### Data records
──────────────────────────────

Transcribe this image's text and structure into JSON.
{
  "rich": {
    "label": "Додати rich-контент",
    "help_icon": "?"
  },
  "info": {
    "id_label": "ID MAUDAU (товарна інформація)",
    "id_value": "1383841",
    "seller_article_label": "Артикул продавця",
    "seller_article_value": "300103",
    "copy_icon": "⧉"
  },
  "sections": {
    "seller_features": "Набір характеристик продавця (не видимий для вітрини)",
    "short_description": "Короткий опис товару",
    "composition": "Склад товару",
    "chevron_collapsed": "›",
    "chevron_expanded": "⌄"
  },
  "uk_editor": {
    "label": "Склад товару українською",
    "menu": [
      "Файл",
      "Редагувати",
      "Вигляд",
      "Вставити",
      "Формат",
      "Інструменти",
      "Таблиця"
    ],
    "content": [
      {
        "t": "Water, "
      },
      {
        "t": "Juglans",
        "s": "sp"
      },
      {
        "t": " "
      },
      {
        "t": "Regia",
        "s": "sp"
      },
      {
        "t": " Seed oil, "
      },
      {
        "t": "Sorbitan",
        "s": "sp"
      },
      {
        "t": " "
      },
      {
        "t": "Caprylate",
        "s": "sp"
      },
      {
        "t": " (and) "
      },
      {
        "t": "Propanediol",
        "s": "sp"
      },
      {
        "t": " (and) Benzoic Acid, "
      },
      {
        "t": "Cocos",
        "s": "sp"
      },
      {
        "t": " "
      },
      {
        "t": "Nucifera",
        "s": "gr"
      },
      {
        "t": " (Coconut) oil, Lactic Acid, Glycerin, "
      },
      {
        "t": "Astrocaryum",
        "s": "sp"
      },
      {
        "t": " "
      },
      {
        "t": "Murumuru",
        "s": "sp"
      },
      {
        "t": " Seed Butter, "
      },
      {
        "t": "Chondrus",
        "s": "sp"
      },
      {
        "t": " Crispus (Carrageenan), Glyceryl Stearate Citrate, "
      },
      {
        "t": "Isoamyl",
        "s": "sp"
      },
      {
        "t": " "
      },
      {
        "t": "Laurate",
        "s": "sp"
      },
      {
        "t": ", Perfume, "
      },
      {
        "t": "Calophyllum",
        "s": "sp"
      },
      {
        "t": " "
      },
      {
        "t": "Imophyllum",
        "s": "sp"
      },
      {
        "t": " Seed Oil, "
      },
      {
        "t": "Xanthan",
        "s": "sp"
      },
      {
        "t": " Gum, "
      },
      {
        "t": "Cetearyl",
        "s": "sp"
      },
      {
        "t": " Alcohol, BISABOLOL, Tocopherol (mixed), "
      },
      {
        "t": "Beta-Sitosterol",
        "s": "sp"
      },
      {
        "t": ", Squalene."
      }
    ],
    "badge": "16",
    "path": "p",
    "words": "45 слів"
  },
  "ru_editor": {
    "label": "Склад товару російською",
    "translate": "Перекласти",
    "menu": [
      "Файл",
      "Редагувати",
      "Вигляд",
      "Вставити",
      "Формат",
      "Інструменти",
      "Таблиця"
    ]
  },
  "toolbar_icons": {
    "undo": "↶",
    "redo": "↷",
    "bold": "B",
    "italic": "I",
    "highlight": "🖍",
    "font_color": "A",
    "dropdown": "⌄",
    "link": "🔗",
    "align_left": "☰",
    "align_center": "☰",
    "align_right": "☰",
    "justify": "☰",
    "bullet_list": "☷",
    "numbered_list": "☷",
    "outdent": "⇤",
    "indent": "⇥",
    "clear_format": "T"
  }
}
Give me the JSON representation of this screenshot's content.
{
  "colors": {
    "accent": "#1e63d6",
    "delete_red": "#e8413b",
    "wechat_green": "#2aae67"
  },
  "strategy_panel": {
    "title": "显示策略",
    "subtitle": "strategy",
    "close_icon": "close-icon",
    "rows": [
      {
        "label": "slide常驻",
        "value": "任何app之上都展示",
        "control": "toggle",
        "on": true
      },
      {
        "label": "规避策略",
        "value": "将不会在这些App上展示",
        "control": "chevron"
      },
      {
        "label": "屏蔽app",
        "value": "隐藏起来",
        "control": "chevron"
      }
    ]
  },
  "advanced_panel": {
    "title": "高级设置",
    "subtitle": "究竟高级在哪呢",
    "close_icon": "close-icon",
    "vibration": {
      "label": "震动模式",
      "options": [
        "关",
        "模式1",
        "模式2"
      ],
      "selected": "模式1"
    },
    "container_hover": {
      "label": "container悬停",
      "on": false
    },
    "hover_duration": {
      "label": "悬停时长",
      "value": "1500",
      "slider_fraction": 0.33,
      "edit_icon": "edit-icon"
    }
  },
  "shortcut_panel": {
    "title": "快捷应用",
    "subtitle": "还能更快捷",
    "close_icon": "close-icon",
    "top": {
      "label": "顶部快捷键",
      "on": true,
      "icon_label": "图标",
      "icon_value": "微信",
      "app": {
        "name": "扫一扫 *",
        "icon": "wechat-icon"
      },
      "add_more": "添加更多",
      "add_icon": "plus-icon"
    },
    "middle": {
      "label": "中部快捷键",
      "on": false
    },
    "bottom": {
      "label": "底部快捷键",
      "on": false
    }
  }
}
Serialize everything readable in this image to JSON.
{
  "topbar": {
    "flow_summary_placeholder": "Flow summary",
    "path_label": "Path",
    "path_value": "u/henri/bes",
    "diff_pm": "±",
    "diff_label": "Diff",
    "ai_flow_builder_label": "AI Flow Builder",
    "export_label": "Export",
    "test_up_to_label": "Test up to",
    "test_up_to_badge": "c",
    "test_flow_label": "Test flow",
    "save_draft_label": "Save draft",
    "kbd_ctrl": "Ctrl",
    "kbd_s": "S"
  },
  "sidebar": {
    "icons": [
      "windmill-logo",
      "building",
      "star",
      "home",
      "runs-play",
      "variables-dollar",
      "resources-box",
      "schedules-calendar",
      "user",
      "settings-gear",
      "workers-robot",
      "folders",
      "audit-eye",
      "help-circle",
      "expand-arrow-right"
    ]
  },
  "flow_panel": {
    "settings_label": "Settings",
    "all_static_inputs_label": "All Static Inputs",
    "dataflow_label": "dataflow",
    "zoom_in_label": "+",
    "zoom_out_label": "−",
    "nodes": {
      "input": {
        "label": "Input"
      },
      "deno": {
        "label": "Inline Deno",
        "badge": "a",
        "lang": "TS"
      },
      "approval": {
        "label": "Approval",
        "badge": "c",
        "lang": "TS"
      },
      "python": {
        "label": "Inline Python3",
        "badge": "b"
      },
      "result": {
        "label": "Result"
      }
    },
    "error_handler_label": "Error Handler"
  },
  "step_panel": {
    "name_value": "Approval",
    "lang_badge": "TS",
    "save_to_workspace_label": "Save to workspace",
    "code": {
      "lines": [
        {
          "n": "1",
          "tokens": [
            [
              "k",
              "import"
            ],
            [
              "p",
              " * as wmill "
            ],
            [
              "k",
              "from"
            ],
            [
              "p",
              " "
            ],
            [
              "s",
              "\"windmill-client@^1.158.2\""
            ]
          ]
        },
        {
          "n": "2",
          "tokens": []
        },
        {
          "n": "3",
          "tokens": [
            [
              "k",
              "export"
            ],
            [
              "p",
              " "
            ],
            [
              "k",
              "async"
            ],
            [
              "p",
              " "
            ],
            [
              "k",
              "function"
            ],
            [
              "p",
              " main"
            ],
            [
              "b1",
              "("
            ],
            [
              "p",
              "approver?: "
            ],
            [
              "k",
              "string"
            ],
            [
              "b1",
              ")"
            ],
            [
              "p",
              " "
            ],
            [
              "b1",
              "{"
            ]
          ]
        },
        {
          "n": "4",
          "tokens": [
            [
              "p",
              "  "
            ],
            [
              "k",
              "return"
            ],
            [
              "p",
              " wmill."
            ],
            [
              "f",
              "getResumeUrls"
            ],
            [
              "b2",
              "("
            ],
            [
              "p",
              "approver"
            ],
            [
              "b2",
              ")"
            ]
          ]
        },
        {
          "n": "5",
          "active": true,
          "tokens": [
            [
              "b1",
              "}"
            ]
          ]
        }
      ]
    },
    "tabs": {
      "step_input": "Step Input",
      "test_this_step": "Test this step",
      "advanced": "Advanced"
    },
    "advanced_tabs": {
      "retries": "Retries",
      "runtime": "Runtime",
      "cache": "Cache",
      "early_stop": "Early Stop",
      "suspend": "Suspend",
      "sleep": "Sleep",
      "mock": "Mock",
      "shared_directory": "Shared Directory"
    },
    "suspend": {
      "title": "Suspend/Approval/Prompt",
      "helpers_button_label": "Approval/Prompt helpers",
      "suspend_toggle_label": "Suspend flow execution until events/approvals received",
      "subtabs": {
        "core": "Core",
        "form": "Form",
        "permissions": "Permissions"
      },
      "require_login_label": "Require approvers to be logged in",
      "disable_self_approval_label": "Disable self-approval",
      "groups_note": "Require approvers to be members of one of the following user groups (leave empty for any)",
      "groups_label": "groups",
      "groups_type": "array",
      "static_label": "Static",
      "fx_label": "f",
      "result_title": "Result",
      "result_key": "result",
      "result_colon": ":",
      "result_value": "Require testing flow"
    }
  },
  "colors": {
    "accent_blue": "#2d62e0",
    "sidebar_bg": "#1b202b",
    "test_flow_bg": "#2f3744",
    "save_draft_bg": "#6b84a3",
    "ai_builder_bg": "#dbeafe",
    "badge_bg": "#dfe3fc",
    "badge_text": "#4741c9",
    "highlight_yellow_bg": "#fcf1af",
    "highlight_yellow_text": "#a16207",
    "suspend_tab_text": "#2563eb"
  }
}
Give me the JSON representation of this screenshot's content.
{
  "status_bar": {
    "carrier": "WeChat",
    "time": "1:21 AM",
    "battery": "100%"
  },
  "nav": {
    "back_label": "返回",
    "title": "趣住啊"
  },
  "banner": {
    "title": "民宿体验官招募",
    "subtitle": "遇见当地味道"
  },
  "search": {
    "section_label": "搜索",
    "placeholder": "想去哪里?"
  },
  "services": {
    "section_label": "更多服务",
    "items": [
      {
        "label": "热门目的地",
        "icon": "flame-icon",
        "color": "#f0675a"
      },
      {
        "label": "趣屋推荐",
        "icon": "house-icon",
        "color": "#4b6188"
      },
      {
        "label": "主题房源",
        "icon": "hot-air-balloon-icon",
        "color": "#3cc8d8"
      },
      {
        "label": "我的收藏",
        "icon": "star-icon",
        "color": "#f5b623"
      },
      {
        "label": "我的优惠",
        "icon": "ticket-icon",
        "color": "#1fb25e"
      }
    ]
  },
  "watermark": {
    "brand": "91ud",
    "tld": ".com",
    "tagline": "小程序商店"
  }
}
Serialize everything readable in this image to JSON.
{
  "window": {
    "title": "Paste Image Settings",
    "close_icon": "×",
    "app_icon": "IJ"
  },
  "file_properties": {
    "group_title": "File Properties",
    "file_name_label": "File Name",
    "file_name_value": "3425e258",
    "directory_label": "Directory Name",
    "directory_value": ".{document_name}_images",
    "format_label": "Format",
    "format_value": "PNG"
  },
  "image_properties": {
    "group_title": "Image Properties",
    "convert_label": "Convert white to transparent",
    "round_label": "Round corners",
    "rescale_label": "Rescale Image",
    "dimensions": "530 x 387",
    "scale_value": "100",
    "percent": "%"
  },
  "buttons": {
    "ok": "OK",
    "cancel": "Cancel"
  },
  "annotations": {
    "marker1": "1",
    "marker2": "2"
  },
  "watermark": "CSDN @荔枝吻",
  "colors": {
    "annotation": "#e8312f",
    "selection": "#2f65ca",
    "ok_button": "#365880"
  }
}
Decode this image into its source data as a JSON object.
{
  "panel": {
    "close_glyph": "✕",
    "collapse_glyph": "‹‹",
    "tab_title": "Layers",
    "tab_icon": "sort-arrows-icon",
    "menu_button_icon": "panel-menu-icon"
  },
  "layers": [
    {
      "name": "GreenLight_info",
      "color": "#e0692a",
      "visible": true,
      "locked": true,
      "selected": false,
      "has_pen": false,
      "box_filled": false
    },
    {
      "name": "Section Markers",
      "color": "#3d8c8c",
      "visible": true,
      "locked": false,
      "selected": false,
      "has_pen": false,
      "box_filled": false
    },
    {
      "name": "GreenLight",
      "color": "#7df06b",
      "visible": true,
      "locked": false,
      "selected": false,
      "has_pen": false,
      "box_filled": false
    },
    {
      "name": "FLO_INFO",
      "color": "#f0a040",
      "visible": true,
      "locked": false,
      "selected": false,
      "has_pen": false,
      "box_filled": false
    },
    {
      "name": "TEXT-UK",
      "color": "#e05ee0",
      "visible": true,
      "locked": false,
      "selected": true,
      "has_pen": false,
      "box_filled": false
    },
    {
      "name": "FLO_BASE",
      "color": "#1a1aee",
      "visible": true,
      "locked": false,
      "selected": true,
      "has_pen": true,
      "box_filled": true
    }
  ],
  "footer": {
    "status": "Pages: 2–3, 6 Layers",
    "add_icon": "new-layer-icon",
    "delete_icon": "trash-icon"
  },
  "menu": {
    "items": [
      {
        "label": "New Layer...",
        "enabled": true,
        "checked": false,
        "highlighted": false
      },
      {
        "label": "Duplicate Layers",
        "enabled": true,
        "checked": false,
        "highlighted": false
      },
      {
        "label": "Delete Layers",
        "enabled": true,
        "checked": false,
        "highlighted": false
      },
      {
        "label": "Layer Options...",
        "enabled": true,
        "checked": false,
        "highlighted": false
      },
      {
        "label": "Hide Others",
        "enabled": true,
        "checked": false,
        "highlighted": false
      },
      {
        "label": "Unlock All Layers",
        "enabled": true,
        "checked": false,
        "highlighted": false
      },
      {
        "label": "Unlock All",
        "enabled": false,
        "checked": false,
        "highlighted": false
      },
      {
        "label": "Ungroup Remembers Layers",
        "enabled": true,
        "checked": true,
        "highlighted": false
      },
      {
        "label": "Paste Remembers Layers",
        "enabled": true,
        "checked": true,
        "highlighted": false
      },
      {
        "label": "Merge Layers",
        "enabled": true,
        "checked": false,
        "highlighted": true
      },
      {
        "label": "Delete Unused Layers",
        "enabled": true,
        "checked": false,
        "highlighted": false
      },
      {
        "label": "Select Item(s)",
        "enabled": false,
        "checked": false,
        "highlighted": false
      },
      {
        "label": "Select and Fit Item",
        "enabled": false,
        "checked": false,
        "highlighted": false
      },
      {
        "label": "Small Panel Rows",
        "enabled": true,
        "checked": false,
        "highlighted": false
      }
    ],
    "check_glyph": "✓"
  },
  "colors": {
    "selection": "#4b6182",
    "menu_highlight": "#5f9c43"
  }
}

──────────────────────────────

Find every line that has "Static" in it, then return those lines.

### Reply to the task
    "all_static_inputs_label": "All Static Inputs",
      "static_label": "Static",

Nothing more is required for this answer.